§ EXERCISE TASK
Scan the records below. List lines holding "外部リンク".

§ SUPPLIED RECORDS
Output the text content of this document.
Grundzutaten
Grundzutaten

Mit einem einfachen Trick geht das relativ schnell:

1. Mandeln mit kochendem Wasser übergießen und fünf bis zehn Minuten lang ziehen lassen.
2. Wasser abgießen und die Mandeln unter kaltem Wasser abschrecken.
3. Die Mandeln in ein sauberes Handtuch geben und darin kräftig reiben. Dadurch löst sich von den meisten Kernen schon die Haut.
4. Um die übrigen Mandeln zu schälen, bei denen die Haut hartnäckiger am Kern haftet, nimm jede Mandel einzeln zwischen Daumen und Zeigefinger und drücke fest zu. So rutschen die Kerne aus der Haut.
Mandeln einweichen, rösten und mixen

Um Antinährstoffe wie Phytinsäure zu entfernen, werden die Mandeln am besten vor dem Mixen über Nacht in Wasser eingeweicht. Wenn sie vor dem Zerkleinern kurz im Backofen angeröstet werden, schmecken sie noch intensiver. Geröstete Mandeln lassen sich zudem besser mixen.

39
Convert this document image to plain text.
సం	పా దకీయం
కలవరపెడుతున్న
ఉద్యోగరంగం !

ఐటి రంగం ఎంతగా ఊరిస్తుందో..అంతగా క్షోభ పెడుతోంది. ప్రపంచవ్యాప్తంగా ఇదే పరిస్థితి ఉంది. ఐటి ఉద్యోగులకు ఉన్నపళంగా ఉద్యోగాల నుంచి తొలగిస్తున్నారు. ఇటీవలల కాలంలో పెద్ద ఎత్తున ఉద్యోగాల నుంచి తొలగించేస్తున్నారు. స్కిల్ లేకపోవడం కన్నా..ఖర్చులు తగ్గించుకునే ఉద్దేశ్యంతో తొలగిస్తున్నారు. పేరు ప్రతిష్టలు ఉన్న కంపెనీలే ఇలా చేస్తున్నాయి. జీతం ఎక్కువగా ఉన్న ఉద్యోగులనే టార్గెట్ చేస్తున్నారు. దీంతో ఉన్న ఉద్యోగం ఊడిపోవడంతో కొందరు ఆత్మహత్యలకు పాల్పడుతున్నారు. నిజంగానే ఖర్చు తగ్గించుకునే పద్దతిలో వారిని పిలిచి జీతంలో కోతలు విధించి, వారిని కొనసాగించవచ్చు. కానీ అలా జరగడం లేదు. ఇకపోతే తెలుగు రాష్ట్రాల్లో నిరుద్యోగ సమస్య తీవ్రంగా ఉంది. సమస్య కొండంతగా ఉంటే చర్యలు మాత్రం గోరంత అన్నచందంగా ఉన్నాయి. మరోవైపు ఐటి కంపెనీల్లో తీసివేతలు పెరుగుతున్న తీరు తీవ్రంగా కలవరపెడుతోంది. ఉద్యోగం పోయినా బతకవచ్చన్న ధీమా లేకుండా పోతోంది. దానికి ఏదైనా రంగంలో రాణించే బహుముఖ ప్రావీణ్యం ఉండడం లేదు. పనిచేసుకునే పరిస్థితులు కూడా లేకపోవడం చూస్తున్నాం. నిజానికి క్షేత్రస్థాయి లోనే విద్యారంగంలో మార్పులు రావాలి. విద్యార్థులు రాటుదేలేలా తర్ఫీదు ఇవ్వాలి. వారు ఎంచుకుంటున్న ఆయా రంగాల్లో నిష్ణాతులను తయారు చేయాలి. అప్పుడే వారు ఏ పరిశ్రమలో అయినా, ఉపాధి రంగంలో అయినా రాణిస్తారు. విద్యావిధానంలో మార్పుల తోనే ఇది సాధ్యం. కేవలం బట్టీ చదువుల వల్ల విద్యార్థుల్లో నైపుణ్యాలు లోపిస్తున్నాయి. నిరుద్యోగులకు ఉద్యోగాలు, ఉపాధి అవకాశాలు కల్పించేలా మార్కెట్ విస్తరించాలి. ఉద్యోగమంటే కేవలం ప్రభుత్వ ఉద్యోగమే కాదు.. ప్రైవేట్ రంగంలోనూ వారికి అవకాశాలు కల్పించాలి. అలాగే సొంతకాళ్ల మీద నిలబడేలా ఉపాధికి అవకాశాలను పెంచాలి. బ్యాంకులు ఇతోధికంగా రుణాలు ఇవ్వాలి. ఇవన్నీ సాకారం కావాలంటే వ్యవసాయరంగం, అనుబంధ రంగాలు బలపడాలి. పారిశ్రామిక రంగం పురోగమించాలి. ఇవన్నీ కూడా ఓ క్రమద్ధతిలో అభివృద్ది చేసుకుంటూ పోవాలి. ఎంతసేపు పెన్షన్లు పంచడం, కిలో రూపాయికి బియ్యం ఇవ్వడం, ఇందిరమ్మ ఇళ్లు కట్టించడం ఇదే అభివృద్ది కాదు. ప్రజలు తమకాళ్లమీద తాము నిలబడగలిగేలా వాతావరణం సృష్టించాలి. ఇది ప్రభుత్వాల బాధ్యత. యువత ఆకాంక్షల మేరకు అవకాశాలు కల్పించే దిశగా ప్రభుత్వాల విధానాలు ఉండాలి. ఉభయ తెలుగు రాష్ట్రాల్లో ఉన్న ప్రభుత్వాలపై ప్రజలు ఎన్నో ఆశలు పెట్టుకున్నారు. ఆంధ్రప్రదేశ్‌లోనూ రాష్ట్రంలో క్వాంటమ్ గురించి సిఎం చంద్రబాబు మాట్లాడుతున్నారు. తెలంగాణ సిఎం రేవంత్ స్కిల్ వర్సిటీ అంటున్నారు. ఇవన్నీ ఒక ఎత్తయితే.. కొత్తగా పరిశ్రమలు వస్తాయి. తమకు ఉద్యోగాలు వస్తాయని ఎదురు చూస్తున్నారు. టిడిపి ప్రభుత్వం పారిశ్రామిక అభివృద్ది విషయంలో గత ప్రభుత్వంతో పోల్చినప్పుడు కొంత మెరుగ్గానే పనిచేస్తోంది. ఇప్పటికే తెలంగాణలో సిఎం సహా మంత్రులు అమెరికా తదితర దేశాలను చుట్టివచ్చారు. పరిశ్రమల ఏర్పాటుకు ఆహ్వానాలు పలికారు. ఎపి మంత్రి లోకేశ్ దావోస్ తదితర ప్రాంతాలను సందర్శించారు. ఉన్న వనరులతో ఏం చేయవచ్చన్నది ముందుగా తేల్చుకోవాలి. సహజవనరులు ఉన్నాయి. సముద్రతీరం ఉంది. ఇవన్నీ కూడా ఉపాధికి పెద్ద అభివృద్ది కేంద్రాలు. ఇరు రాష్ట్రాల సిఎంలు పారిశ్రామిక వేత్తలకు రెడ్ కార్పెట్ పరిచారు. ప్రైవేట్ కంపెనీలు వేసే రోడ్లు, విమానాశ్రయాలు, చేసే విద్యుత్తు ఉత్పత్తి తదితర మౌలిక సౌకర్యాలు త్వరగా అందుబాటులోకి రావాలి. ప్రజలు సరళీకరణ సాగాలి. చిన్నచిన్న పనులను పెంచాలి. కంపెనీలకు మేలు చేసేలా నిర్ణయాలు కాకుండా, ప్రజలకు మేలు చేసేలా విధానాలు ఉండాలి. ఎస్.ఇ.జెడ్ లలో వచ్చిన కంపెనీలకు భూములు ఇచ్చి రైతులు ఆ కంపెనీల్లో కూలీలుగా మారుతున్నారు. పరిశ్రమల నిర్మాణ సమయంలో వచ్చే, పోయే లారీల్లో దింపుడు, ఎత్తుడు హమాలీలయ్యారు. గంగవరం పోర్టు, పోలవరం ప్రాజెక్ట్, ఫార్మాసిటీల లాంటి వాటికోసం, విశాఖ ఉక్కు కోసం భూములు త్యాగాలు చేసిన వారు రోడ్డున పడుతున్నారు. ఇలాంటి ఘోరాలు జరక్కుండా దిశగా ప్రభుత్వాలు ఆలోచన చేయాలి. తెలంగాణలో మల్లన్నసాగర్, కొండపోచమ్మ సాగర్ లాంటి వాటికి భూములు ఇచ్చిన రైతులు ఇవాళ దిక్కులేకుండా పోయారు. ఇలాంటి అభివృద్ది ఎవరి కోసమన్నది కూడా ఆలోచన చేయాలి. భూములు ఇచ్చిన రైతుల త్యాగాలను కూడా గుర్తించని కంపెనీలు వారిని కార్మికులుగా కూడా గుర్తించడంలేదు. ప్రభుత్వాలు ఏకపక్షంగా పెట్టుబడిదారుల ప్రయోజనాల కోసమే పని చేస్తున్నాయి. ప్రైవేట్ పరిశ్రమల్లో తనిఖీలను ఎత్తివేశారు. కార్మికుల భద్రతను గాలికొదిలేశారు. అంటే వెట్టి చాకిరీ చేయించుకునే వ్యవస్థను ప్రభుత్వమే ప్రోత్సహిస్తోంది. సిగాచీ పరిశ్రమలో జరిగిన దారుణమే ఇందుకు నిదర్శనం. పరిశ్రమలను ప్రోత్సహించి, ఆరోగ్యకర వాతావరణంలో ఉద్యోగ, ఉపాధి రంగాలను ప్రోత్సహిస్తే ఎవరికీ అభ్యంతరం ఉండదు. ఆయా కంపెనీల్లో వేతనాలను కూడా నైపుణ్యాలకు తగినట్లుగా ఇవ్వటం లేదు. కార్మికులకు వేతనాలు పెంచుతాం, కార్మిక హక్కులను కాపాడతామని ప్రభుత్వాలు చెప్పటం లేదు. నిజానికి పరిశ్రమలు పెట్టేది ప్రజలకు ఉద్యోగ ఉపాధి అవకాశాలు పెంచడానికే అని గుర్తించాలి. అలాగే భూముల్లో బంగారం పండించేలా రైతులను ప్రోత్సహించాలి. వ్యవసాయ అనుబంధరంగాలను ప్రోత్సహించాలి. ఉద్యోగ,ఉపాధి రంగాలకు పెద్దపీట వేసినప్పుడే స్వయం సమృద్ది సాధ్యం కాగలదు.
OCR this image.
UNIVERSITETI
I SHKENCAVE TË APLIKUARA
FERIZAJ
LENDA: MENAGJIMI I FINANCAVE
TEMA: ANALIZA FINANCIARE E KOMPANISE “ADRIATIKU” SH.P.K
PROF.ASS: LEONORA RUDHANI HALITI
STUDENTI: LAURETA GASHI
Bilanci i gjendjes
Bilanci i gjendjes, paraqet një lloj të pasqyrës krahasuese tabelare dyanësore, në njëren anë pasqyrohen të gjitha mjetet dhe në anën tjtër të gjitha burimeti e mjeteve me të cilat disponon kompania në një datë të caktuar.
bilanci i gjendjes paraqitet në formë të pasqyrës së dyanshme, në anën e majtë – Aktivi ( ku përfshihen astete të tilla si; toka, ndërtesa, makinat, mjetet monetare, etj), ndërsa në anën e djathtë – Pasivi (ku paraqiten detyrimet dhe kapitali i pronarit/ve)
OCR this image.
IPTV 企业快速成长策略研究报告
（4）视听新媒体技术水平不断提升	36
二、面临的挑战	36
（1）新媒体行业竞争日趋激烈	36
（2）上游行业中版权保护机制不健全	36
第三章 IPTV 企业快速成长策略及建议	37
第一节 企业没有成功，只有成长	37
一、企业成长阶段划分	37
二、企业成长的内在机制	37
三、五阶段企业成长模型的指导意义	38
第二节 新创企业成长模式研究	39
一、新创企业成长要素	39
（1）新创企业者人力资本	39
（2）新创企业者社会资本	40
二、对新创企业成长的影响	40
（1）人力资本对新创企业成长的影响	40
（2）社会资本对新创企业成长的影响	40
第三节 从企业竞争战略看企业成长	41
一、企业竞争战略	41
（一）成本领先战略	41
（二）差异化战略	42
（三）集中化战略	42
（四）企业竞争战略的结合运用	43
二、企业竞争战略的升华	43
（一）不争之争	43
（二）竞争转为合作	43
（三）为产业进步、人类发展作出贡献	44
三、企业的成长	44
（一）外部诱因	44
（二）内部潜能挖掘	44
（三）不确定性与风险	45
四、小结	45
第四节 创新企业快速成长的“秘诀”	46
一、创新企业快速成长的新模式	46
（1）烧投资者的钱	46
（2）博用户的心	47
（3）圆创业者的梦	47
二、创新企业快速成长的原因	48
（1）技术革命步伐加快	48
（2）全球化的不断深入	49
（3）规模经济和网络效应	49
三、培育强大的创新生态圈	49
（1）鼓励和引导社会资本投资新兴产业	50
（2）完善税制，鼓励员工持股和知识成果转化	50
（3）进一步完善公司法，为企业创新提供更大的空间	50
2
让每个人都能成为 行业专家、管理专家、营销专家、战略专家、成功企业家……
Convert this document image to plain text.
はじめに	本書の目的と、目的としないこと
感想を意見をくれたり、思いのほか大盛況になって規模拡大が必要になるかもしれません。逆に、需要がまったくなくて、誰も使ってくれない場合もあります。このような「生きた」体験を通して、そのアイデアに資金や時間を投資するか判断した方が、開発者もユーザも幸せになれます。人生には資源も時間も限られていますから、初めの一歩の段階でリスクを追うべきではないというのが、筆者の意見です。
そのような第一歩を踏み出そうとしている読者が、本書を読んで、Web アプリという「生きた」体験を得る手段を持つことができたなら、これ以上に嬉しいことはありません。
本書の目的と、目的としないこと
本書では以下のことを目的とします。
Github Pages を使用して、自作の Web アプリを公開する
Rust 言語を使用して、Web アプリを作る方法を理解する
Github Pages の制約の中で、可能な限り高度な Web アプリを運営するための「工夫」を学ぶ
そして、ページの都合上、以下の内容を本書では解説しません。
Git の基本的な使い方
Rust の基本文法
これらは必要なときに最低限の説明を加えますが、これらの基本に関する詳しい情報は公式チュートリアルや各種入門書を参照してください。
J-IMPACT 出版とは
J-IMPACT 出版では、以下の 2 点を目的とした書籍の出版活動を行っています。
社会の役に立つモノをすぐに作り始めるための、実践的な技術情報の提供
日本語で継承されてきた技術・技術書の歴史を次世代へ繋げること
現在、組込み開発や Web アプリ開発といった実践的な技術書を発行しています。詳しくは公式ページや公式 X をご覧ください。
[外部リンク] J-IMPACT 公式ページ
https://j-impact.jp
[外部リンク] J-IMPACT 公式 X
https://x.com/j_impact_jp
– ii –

§ ANSWER TO THIS EXERCISE
[外部リンク] J-IMPACT 公式ページ
[外部リンク] J-IMPACT 公式 X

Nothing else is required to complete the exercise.